Items from a data source
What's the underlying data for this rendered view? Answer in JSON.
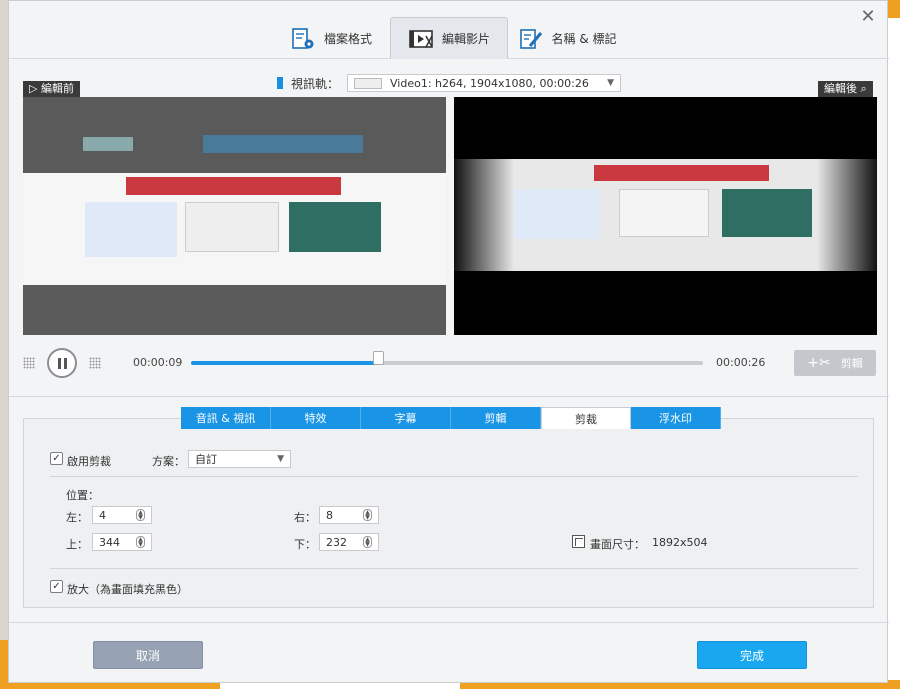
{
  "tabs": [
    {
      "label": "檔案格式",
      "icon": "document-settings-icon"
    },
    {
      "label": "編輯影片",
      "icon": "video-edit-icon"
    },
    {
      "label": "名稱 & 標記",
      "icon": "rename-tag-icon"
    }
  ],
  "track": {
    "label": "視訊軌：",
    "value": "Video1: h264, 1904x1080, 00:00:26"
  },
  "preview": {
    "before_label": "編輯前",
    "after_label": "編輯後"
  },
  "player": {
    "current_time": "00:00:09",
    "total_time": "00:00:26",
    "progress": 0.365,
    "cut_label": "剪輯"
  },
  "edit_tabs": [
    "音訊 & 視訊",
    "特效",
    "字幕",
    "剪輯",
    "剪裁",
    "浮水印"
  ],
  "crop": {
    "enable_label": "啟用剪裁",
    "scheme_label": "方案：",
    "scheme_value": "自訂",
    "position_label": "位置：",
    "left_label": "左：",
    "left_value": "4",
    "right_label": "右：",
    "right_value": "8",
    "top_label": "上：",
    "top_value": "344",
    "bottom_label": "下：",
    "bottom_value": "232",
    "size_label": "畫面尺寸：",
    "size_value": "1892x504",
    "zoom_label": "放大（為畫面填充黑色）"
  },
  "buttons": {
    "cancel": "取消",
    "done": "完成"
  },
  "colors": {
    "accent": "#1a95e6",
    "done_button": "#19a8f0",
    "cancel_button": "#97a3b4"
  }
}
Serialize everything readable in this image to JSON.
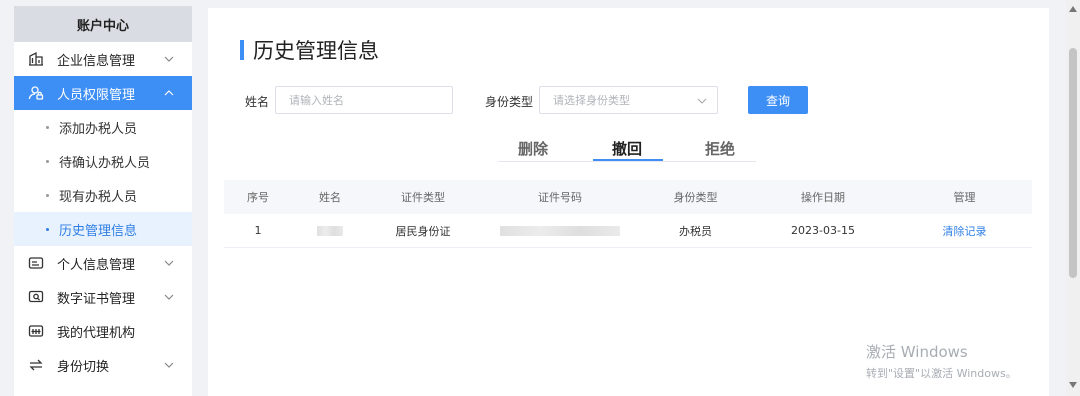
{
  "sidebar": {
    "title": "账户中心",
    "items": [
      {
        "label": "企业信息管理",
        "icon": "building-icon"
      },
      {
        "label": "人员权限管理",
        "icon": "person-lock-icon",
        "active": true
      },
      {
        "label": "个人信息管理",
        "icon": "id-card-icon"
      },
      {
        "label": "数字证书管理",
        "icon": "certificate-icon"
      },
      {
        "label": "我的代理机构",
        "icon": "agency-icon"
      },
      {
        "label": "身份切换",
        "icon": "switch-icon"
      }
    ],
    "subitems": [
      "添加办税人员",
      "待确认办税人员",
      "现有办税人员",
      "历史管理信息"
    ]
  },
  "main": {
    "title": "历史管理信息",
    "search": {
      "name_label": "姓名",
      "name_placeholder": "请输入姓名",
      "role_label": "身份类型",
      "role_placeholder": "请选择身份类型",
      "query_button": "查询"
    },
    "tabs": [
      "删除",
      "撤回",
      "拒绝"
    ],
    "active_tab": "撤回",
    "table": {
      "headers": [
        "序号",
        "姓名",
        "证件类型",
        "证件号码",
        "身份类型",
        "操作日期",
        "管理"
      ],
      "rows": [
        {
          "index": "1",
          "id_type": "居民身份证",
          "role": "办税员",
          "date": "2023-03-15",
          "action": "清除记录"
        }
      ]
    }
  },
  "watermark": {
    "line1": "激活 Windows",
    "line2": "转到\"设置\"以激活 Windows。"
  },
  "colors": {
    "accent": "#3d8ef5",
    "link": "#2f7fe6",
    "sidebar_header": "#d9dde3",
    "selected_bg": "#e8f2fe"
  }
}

▸ Written problem
Leave the images out and output the remaining material exactly as it stands.

▸ Reply to the exercise
What's the underlying data for this rendered view? Answer in JSON.
{
  "tabs": [
    {
      "label": "檔案格式",
      "icon": "document-settings-icon"
    },
    {
      "label": "編輯影片",
      "icon": "video-edit-icon"
    },
    {
      "label": "名稱 & 標記",
      "icon": "rename-tag-icon"
    }
  ],
  "track": {
    "label": "視訊軌：",
    "value": "Video1: h264, 1904x1080, 00:00:26"
  },
  "preview": {
    "before_label": "編輯前",
    "after_label": "編輯後"
  },
  "player": {
    "current_time": "00:00:09",
    "total_time": "00:00:26",
    "progress": 0.365,
    "cut_label": "剪輯"
  },
  "edit_tabs": [
    "音訊 & 視訊",
    "特效",
    "字幕",
    "剪輯",
    "剪裁",
    "浮水印"
  ],
  "crop": {
    "enable_label": "啟用剪裁",
    "scheme_label": "方案：",
    "scheme_value": "自訂",
    "position_label": "位置：",
    "left_label": "左：",
    "left_value": "4",
    "right_label": "右：",
    "right_value": "8",
    "top_label": "上：",
    "top_value": "344",
    "bottom_label": "下：",
    "bottom_value": "232",
    "size_label": "畫面尺寸：",
    "size_value": "1892x504",
    "zoom_label": "放大（為畫面填充黑色）"
  },
  "buttons": {
    "cancel": "取消",
    "done": "完成"
  },
  "colors": {
    "accent": "#1a95e6",
    "done_button": "#19a8f0",
    "cancel_button": "#97a3b4"
  }
}
Serialize everything readable in this image to JSON.
{
  "sidebar": {
    "title": "账户中心",
    "items": [
      {
        "label": "企业信息管理",
        "icon": "building-icon"
      },
      {
        "label": "人员权限管理",
        "icon": "person-lock-icon",
        "active": true
      },
      {
        "label": "个人信息管理",
        "icon": "id-card-icon"
      },
      {
        "label": "数字证书管理",
        "icon": "certificate-icon"
      },
      {
        "label": "我的代理机构",
        "icon": "agency-icon"
      },
      {
        "label": "身份切换",
        "icon": "switch-icon"
      }
    ],
    "subitems": [
      "添加办税人员",
      "待确认办税人员",
      "现有办税人员",
      "历史管理信息"
    ]
  },
  "main": {
    "title": "历史管理信息",
    "search": {
      "name_label": "姓名",
      "name_placeholder": "请输入姓名",
      "role_label": "身份类型",
      "role_placeholder": "请选择身份类型",
      "query_button": "查询"
    },
    "tabs": [
      "删除",
      "撤回",
      "拒绝"
    ],
    "active_tab": "撤回",
    "table": {
      "headers": [
        "序号",
        "姓名",
        "证件类型",
        "证件号码",
        "身份类型",
        "操作日期",
        "管理"
      ],
      "rows": [
        {
          "index": "1",
          "id_type": "居民身份证",
          "role": "办税员",
          "date": "2023-03-15",
          "action": "清除记录"
        }
      ]
    }
  },
  "watermark": {
    "line1": "激活 Windows",
    "line2": "转到\"设置\"以激活 Windows。"
  },
  "colors": {
    "accent": "#3d8ef5",
    "link": "#2f7fe6",
    "sidebar_header": "#d9dde3",
    "selected_bg": "#e8f2fe"
  }
}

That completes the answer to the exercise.